Problem requirements :: Show only lines that include "Copper".

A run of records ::
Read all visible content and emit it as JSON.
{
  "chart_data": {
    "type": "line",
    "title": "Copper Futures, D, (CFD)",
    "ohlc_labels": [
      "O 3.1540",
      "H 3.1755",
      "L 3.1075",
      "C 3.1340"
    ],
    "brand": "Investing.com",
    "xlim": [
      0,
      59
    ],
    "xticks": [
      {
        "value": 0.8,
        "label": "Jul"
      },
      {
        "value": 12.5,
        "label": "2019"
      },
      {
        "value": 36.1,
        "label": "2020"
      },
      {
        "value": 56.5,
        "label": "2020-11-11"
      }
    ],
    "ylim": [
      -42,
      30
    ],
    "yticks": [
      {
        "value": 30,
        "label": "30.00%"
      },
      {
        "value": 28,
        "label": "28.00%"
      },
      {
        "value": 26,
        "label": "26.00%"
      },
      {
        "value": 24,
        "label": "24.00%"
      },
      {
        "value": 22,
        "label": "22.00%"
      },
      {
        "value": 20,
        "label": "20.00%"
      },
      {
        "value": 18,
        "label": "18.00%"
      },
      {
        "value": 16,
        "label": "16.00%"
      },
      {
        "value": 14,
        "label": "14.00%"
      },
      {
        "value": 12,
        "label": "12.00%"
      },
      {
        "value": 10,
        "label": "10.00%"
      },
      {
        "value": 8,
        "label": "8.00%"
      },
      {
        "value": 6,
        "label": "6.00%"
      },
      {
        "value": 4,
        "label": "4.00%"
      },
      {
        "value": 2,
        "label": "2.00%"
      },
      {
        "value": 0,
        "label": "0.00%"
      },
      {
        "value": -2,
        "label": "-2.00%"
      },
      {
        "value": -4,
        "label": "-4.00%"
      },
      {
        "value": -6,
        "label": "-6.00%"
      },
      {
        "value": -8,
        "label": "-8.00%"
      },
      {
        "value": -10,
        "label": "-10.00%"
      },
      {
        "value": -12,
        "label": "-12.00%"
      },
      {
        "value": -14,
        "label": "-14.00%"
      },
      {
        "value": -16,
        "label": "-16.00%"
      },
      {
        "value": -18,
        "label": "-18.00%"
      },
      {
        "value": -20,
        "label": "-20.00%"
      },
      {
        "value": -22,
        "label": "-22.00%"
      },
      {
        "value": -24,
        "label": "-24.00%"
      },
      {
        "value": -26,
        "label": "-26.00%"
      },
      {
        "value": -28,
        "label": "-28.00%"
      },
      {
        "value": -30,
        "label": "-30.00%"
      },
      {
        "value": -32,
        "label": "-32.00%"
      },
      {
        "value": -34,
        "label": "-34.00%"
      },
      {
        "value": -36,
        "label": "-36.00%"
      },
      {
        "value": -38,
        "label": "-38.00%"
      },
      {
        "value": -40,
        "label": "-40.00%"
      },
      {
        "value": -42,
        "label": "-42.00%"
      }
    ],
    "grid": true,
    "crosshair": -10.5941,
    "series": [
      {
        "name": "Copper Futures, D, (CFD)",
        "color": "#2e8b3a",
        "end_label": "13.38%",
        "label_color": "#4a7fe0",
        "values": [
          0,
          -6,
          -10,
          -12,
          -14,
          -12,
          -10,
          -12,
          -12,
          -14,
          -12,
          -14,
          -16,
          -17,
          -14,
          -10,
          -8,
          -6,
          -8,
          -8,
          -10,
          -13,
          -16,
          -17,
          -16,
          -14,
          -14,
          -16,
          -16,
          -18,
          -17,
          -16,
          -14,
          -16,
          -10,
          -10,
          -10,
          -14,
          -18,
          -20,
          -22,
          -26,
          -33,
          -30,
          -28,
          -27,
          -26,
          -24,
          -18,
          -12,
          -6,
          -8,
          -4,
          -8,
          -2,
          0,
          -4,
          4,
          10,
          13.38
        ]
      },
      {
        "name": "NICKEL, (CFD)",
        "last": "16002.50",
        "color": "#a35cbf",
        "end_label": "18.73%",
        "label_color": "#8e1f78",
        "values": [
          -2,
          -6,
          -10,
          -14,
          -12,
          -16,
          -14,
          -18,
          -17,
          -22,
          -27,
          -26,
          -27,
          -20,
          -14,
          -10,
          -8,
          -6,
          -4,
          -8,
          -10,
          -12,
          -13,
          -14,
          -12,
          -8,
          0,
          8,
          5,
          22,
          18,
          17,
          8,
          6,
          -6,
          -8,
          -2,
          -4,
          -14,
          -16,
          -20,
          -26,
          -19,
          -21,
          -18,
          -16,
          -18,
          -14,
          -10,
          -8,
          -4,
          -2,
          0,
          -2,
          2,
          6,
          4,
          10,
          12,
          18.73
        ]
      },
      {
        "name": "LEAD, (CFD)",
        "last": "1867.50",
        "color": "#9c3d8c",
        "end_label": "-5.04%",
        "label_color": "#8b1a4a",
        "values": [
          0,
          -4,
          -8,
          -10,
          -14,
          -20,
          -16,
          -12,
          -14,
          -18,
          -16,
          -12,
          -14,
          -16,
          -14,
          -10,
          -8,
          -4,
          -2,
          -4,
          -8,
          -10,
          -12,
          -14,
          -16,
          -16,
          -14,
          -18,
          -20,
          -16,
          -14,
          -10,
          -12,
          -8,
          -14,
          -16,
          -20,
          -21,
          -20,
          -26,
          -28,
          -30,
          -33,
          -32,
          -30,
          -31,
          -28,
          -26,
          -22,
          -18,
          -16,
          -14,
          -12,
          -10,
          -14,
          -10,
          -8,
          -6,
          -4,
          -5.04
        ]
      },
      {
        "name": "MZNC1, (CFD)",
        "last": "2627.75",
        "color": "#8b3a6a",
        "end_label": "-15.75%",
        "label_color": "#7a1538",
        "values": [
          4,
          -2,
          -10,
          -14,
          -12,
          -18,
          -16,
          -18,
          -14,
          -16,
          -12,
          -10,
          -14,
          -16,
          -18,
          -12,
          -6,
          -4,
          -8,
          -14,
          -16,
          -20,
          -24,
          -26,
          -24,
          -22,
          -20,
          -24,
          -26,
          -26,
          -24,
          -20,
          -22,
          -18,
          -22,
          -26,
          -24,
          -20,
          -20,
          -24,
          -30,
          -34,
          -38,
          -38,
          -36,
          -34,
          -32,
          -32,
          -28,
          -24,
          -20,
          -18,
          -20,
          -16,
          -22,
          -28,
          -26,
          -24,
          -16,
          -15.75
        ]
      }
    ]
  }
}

Solution to the exercise ::
    "title": "Copper Futures, D, (CFD)",
        "name": "Copper Futures, D, (CFD)",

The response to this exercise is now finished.